EXCERPTED DATA:
++++++++++++++++++++
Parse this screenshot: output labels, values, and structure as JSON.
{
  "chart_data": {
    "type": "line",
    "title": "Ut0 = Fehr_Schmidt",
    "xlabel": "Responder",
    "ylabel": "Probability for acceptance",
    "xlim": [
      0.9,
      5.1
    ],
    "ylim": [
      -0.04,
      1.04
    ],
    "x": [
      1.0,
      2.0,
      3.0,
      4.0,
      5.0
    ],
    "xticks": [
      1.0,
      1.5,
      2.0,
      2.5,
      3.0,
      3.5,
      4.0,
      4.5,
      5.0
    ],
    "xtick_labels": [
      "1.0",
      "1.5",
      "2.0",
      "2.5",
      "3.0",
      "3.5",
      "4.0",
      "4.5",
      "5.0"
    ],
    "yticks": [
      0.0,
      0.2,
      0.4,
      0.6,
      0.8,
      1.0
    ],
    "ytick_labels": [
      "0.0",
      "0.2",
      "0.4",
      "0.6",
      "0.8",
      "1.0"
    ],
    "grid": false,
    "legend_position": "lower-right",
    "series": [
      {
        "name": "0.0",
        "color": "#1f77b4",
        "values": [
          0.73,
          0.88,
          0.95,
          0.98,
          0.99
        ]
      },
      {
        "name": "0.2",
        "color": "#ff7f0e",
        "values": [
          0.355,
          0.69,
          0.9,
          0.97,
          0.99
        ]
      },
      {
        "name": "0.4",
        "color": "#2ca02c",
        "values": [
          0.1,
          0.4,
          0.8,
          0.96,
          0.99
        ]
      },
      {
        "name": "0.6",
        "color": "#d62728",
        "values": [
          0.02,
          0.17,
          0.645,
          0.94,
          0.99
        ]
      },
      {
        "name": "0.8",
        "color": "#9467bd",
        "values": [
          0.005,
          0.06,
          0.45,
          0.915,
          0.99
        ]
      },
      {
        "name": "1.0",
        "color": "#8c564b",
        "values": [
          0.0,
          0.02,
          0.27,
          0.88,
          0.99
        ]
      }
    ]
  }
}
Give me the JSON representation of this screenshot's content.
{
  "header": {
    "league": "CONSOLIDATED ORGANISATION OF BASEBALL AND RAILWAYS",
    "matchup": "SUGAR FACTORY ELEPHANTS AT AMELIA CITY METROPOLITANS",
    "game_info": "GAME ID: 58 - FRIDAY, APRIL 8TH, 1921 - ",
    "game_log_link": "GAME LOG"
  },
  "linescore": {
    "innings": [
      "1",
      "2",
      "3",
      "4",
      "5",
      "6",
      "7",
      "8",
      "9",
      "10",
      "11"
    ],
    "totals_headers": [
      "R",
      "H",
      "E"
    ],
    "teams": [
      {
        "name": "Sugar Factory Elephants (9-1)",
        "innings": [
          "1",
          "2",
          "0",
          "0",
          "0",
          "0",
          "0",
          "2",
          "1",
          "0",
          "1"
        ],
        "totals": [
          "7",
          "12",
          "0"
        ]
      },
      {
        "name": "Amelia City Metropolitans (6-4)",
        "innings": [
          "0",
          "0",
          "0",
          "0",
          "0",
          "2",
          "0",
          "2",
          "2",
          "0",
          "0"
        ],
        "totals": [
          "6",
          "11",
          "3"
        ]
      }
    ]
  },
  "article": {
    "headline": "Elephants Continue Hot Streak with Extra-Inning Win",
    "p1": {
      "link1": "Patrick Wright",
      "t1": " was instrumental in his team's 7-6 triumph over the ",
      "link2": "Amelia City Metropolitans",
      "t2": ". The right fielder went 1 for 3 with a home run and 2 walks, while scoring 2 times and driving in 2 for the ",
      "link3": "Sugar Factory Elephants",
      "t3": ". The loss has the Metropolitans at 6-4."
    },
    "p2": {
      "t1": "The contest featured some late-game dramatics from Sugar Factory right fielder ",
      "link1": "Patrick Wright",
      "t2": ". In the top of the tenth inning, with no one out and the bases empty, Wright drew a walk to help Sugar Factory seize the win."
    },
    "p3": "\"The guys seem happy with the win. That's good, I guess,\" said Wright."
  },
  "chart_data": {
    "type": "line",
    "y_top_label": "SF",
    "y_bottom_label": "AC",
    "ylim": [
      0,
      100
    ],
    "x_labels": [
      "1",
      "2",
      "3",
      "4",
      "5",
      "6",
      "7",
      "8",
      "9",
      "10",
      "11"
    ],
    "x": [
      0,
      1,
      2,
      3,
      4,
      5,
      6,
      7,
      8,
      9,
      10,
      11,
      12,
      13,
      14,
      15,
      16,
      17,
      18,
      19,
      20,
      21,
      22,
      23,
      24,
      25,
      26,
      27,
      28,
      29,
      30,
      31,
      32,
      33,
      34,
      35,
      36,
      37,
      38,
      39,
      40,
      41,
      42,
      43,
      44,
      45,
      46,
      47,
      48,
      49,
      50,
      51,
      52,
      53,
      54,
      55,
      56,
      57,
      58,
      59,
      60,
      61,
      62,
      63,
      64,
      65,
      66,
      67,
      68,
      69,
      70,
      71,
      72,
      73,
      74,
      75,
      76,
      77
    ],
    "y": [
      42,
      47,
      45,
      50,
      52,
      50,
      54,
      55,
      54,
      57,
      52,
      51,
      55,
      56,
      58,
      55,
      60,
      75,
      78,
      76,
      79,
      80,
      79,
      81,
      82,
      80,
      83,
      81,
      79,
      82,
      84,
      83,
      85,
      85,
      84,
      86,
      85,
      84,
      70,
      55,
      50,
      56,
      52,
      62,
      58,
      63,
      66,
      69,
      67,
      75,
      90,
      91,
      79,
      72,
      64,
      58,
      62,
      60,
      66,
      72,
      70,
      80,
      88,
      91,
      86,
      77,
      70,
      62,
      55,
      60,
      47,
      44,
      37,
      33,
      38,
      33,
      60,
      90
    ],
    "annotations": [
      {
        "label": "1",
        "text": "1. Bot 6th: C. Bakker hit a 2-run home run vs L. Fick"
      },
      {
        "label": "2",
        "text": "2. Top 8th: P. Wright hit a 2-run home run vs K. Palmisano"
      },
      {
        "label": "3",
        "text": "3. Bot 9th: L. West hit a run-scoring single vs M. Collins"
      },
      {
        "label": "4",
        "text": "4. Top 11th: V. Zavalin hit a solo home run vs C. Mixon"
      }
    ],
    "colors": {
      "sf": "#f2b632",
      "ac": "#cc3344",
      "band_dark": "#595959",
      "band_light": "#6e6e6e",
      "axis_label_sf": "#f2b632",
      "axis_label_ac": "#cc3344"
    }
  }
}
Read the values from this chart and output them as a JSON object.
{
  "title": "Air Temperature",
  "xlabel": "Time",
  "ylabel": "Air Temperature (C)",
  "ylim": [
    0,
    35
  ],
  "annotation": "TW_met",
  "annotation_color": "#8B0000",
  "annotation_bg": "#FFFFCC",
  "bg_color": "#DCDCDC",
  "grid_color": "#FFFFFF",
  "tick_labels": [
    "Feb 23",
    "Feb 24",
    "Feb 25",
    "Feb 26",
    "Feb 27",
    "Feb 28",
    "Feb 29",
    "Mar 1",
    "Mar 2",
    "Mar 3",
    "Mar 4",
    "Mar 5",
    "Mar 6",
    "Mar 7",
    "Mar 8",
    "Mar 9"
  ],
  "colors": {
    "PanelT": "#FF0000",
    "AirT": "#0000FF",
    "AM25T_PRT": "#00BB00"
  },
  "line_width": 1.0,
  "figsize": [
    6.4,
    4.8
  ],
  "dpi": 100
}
++++++++++++++++++++
THE EXERCISE: What is the number of lines holding the word "Temperature"? State it alone.

RESPONSE: 2